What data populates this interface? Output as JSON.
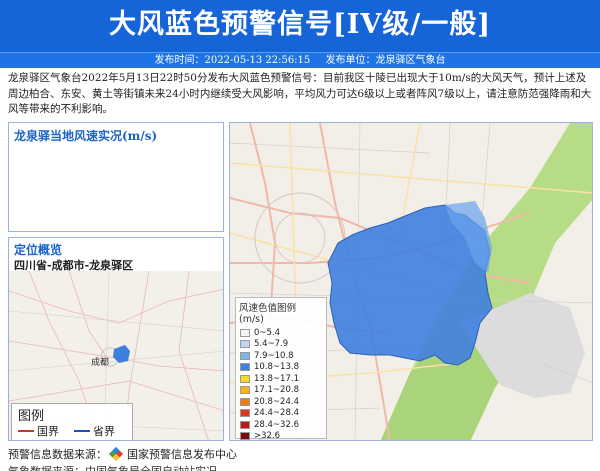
{
  "header": {
    "title": "大风蓝色预警信号[IV级/一般]",
    "publish_time_label": "发布时间：",
    "publish_time": "2022-05-13 22:56:15",
    "publisher_label": "发布单位：",
    "publisher": "龙泉驿区气象台"
  },
  "description": "龙泉驿区气象台2022年5月13日22时50分发布大风蓝色预警信号：目前我区十陵已出现大于10m/s的大风天气，预计上述及周边柏合、东安、黄土等街镇未来24小时内继续受大风影响，平均风力可达6级以上或者阵风7级以上，请注意防范强降雨和大风等带来的不利影响。",
  "wind_panel": {
    "title": "龙泉驿当地风速实况(m/s)"
  },
  "location_panel": {
    "title": "定位概览",
    "region": "四川省-成都市-龙泉驿区",
    "city_label": "成都",
    "legend": {
      "title": "图例",
      "items": [
        {
          "label": "国界",
          "color": "#c0392b"
        },
        {
          "label": "省界",
          "color": "#1f4fbf"
        }
      ]
    }
  },
  "map": {
    "legend_title": "风速色值图例 (m/s)",
    "scale": [
      {
        "label": "0~5.4",
        "color": "#f4f4f4"
      },
      {
        "label": "5.4~7.9",
        "color": "#bcd7f3"
      },
      {
        "label": "7.9~10.8",
        "color": "#7fb3ec"
      },
      {
        "label": "10.8~13.8",
        "color": "#3f7fe0"
      },
      {
        "label": "13.8~17.1",
        "color": "#f7d82a"
      },
      {
        "label": "17.1~20.8",
        "color": "#f5b31c"
      },
      {
        "label": "20.8~24.4",
        "color": "#ef7b14"
      },
      {
        "label": "24.4~28.4",
        "color": "#e4361c"
      },
      {
        "label": "28.4~32.6",
        "color": "#c01818"
      },
      {
        "label": ">32.6",
        "color": "#7d0a0a"
      }
    ],
    "alert_fill": "#3f7fe0"
  },
  "footer": {
    "source_label": "预警信息数据来源：",
    "source_name": "国家预警信息发布中心",
    "line2": "气象数据来源：中国气象局全国自动站实况"
  }
}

====

■ **The request**: The pictures should not appear in the copy; every other part of the records above must be returned exactly.

■ **The output**:
What data populates this interface? Output as JSON.
{
  "header": {
    "title": "大风蓝色预警信号[IV级/一般]",
    "publish_time_label": "发布时间：",
    "publish_time": "2022-05-13 22:56:15",
    "publisher_label": "发布单位：",
    "publisher": "龙泉驿区气象台"
  },
  "description": "龙泉驿区气象台2022年5月13日22时50分发布大风蓝色预警信号：目前我区十陵已出现大于10m/s的大风天气，预计上述及周边柏合、东安、黄土等街镇未来24小时内继续受大风影响，平均风力可达6级以上或者阵风7级以上，请注意防范强降雨和大风等带来的不利影响。",
  "wind_panel": {
    "title": "龙泉驿当地风速实况(m/s)"
  },
  "location_panel": {
    "title": "定位概览",
    "region": "四川省-成都市-龙泉驿区",
    "city_label": "成都",
    "legend": {
      "title": "图例",
      "items": [
        {
          "label": "国界",
          "color": "#c0392b"
        },
        {
          "label": "省界",
          "color": "#1f4fbf"
        }
      ]
    }
  },
  "map": {
    "legend_title": "风速色值图例 (m/s)",
    "scale": [
      {
        "label": "0~5.4",
        "color": "#f4f4f4"
      },
      {
        "label": "5.4~7.9",
        "color": "#bcd7f3"
      },
      {
        "label": "7.9~10.8",
        "color": "#7fb3ec"
      },
      {
        "label": "10.8~13.8",
        "color": "#3f7fe0"
      },
      {
        "label": "13.8~17.1",
        "color": "#f7d82a"
      },
      {
        "label": "17.1~20.8",
        "color": "#f5b31c"
      },
      {
        "label": "20.8~24.4",
        "color": "#ef7b14"
      },
      {
        "label": "24.4~28.4",
        "color": "#e4361c"
      },
      {
        "label": "28.4~32.6",
        "color": "#c01818"
      },
      {
        "label": ">32.6",
        "color": "#7d0a0a"
      }
    ],
    "alert_fill": "#3f7fe0"
  },
  "footer": {
    "source_label": "预警信息数据来源：",
    "source_name": "国家预警信息发布中心",
    "line2": "气象数据来源：中国气象局全国自动站实况"
  }
}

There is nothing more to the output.